EXTRACTED DATA —
----------

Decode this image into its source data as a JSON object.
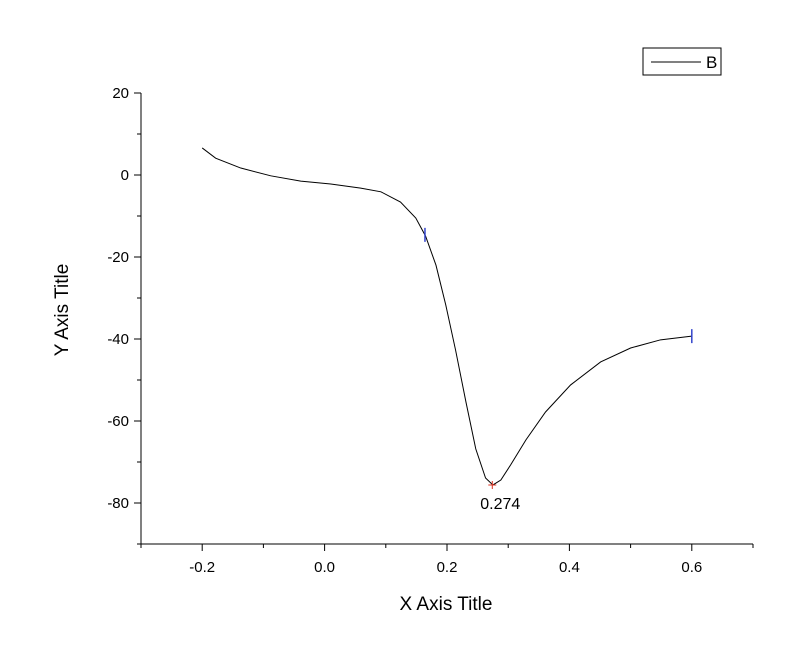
{
  "chart_data": {
    "type": "line",
    "x_label": "X Axis Title",
    "y_label": "Y Axis Title",
    "xlim": [
      -0.3,
      0.7
    ],
    "ylim": [
      -90,
      20
    ],
    "xticks": [
      -0.2,
      {
        "value": 0,
        "label": "0.0"
      },
      0.2,
      0.4,
      0.6
    ],
    "xminorticks": [
      -0.3,
      -0.1,
      0.1,
      0.3,
      0.5,
      0.7
    ],
    "yticks": [
      -80,
      -60,
      -40,
      -20,
      0,
      20
    ],
    "yminorticks": [
      -90,
      -70,
      -50,
      -30,
      -10,
      10
    ],
    "legend": "upper right",
    "series": [
      {
        "name": "B",
        "color": "#000000",
        "x": [
          -0.2,
          -0.178,
          -0.137,
          -0.088,
          -0.039,
          0.01,
          0.059,
          0.092,
          0.124,
          0.149,
          0.165,
          0.182,
          0.198,
          0.214,
          0.231,
          0.247,
          0.263,
          0.275,
          0.288,
          0.304,
          0.329,
          0.361,
          0.402,
          0.451,
          0.5,
          0.549,
          0.6
        ],
        "values": [
          6.6,
          4.1,
          1.7,
          -0.2,
          -1.5,
          -2.2,
          -3.2,
          -4.1,
          -6.6,
          -10.5,
          -14.9,
          -22,
          -31.7,
          -42.7,
          -55.4,
          -66.8,
          -73.9,
          -75.6,
          -74.4,
          -70.7,
          -64.6,
          -57.8,
          -51.2,
          -45.6,
          -42.2,
          -40.2,
          -39.3
        ]
      }
    ],
    "cursor_markers": {
      "color": "#3344cc",
      "x": [
        0.164,
        0.6
      ],
      "values": [
        -14.6,
        -39.3
      ]
    },
    "minimum_marker": {
      "color": "#dd3322",
      "x": 0.274,
      "value": -75.6,
      "label": "0.274"
    }
  }
}
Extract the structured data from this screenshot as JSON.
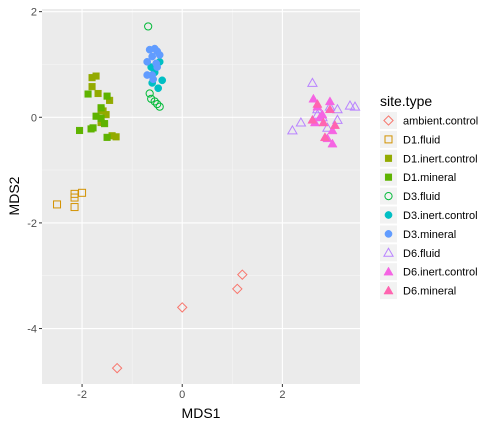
{
  "chart_data": {
    "type": "scatter",
    "xlabel": "MDS1",
    "ylabel": "MDS2",
    "xlim": [
      -2.8,
      3.55
    ],
    "ylim": [
      -5.05,
      2.05
    ],
    "x_ticks": [
      -2,
      0,
      2
    ],
    "y_ticks": [
      2,
      0,
      -2,
      -4
    ],
    "grid": true,
    "legend": {
      "title": "site.type",
      "placement": "right"
    },
    "series": [
      {
        "name": "ambient.control",
        "color": "#F8766D",
        "shape": "diamond-open",
        "points": [
          [
            -1.3,
            -4.75
          ],
          [
            0.0,
            -3.6
          ],
          [
            1.1,
            -3.25
          ],
          [
            1.2,
            -2.98
          ]
        ]
      },
      {
        "name": "D1.fluid",
        "color": "#D39200",
        "shape": "square-open",
        "points": [
          [
            -2.5,
            -1.65
          ],
          [
            -2.15,
            -1.45
          ],
          [
            -2.15,
            -1.52
          ],
          [
            -2.0,
            -1.43
          ],
          [
            -2.15,
            -1.7
          ]
        ]
      },
      {
        "name": "D1.inert.control",
        "color": "#93AA00",
        "shape": "square",
        "points": [
          [
            -1.8,
            0.75
          ],
          [
            -1.72,
            0.78
          ],
          [
            -1.8,
            0.58
          ],
          [
            -1.68,
            0.45
          ],
          [
            -1.58,
            0.12
          ],
          [
            -1.62,
            0.15
          ],
          [
            -1.52,
            0.05
          ],
          [
            -1.62,
            -0.1
          ],
          [
            -1.4,
            -0.35
          ],
          [
            -1.32,
            -0.37
          ],
          [
            -1.45,
            0.32
          ]
        ]
      },
      {
        "name": "D1.mineral",
        "color": "#5EB300",
        "shape": "square",
        "points": [
          [
            -1.88,
            0.44
          ],
          [
            -1.62,
            0.18
          ],
          [
            -1.72,
            0.02
          ],
          [
            -1.62,
            -0.02
          ],
          [
            -1.78,
            -0.2
          ],
          [
            -2.05,
            -0.25
          ],
          [
            -1.82,
            -0.22
          ],
          [
            -1.55,
            -0.12
          ],
          [
            -1.5,
            -0.38
          ],
          [
            -1.5,
            0.4
          ]
        ]
      },
      {
        "name": "D3.fluid",
        "color": "#00BA38",
        "shape": "circle-open",
        "points": [
          [
            -0.68,
            1.72
          ],
          [
            -0.65,
            0.45
          ],
          [
            -0.55,
            0.3
          ],
          [
            -0.62,
            0.35
          ],
          [
            -0.5,
            0.25
          ],
          [
            -0.45,
            0.2
          ]
        ]
      },
      {
        "name": "D3.inert.control",
        "color": "#00BFC4",
        "shape": "circle",
        "points": [
          [
            -0.6,
            0.65
          ],
          [
            -0.55,
            0.85
          ],
          [
            -0.48,
            0.55
          ],
          [
            -0.45,
            1.05
          ],
          [
            -0.4,
            0.7
          ],
          [
            -0.62,
            0.95
          ]
        ]
      },
      {
        "name": "D3.mineral",
        "color": "#619CFF",
        "shape": "circle",
        "points": [
          [
            -0.55,
            1.3
          ],
          [
            -0.5,
            1.25
          ],
          [
            -0.6,
            1.15
          ],
          [
            -0.7,
            1.05
          ],
          [
            -0.52,
            1.02
          ],
          [
            -0.65,
            1.28
          ],
          [
            -0.6,
            0.8
          ],
          [
            -0.7,
            0.8
          ],
          [
            -0.58,
            0.72
          ],
          [
            -0.45,
            1.18
          ],
          [
            -0.5,
            0.95
          ]
        ]
      },
      {
        "name": "D6.fluid",
        "color": "#B983FF",
        "shape": "triangle-open",
        "points": [
          [
            2.6,
            0.65
          ],
          [
            2.2,
            -0.25
          ],
          [
            2.37,
            -0.1
          ],
          [
            2.7,
            0.15
          ],
          [
            2.95,
            0.2
          ],
          [
            3.1,
            0.15
          ],
          [
            2.8,
            0.0
          ],
          [
            3.35,
            0.22
          ],
          [
            3.45,
            0.2
          ],
          [
            3.1,
            -0.05
          ],
          [
            2.9,
            -0.2
          ],
          [
            2.7,
            0.05
          ]
        ]
      },
      {
        "name": "D6.inert.control",
        "color": "#F564E3",
        "shape": "triangle",
        "points": [
          [
            2.62,
            0.35
          ],
          [
            2.75,
            0.0
          ],
          [
            2.65,
            -0.1
          ],
          [
            2.8,
            0.05
          ],
          [
            2.95,
            0.3
          ],
          [
            3.0,
            -0.25
          ],
          [
            2.9,
            -0.4
          ],
          [
            3.0,
            -0.5
          ],
          [
            2.7,
            0.2
          ]
        ]
      },
      {
        "name": "D6.mineral",
        "color": "#FF64B0",
        "shape": "triangle",
        "points": [
          [
            2.6,
            -0.05
          ],
          [
            2.82,
            -0.1
          ],
          [
            2.85,
            -0.38
          ],
          [
            2.95,
            0.15
          ],
          [
            2.7,
            0.25
          ],
          [
            3.05,
            -0.15
          ]
        ]
      }
    ]
  }
}
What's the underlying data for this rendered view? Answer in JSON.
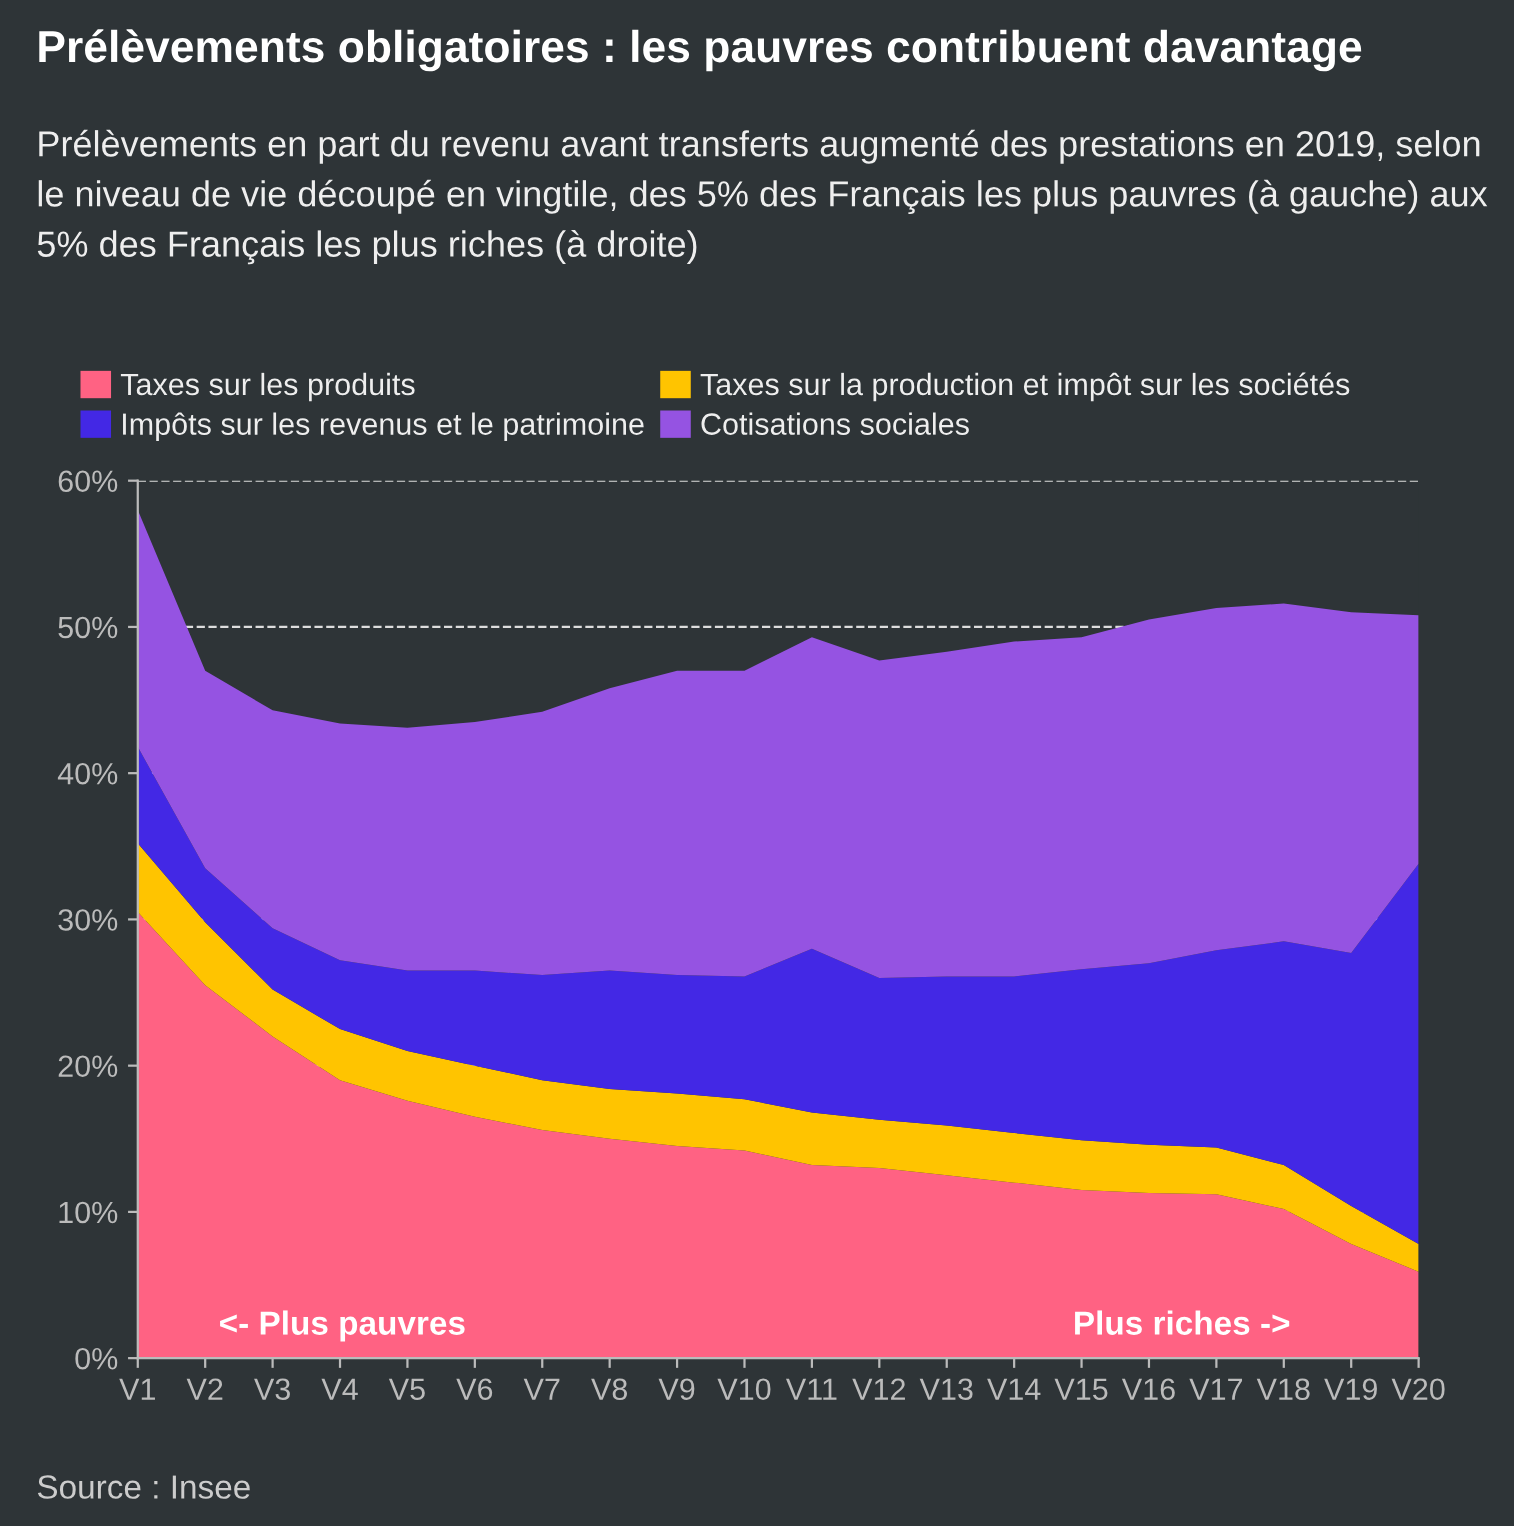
{
  "chart_data": {
    "type": "area",
    "stacked": true,
    "title": "Prélèvements obligatoires : les pauvres contribuent davantage",
    "subtitle": "Prélèvements en part du revenu avant transferts augmenté des prestations en 2019, selon le niveau de vie découpé en vingtile, des 5% des Français les plus pauvres (à gauche) aux 5% des Français les plus riches (à droite)",
    "categories": [
      "V1",
      "V2",
      "V3",
      "V4",
      "V5",
      "V6",
      "V7",
      "V8",
      "V9",
      "V10",
      "V11",
      "V12",
      "V13",
      "V14",
      "V15",
      "V16",
      "V17",
      "V18",
      "V19",
      "V20"
    ],
    "series": [
      {
        "name": "Taxes sur les produits",
        "color": "#ff6283",
        "values": [
          30.5,
          25.5,
          22,
          19,
          17.6,
          16.5,
          15.6,
          15,
          14.5,
          14.2,
          13.2,
          13,
          12.5,
          12,
          11.5,
          11.3,
          11.2,
          10.2,
          7.8,
          5.9
        ]
      },
      {
        "name": "Taxes sur la production et impôt sur les sociétés",
        "color": "#ffc400",
        "values": [
          4.7,
          4.3,
          3.2,
          3.5,
          3.4,
          3.5,
          3.4,
          3.4,
          3.6,
          3.5,
          3.6,
          3.3,
          3.4,
          3.4,
          3.4,
          3.3,
          3.2,
          3.0,
          2.6,
          1.9
        ]
      },
      {
        "name": "Impôts sur les revenus et le patrimoine",
        "color": "#4328e5",
        "values": [
          6.6,
          3.7,
          4.2,
          4.7,
          5.5,
          6.5,
          7.2,
          8.1,
          8.1,
          8.4,
          11.2,
          9.7,
          10.2,
          10.7,
          11.7,
          12.4,
          13.5,
          15.3,
          17.3,
          26.0
        ]
      },
      {
        "name": "Cotisations sociales",
        "color": "#9553e2",
        "values": [
          16.2,
          13.5,
          14.9,
          16.2,
          16.6,
          17.0,
          18.0,
          19.3,
          20.8,
          20.9,
          21.3,
          21.7,
          22.2,
          22.9,
          22.7,
          23.5,
          23.4,
          23.1,
          23.3,
          17.0
        ]
      }
    ],
    "ylim": [
      0,
      60
    ],
    "yticks": [
      {
        "value": 0,
        "label": "0%"
      },
      {
        "value": 10,
        "label": "10%"
      },
      {
        "value": 20,
        "label": "20%"
      },
      {
        "value": 30,
        "label": "30%"
      },
      {
        "value": 40,
        "label": "40%"
      },
      {
        "value": 50,
        "label": "50%"
      },
      {
        "value": 60,
        "label": "60%"
      }
    ],
    "grid": "y",
    "line_style": "dashed",
    "legend": "top left",
    "annotations": [
      "<- Plus pauvres",
      "Plus riches ->",
      "Source : Insee"
    ]
  }
}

----------

GOAL —
Pick out the lines that contain "shape" and copy them.

RESULT FOR THIS EXERCISE —
        "shape": "diamond-open",
        "shape": "square-open",
        "shape": "square",
        "shape": "square",
        "shape": "circle-open",
        "shape": "circle",
        "shape": "circle",
        "shape": "triangle-open",
        "shape": "triangle",
        "shape": "triangle",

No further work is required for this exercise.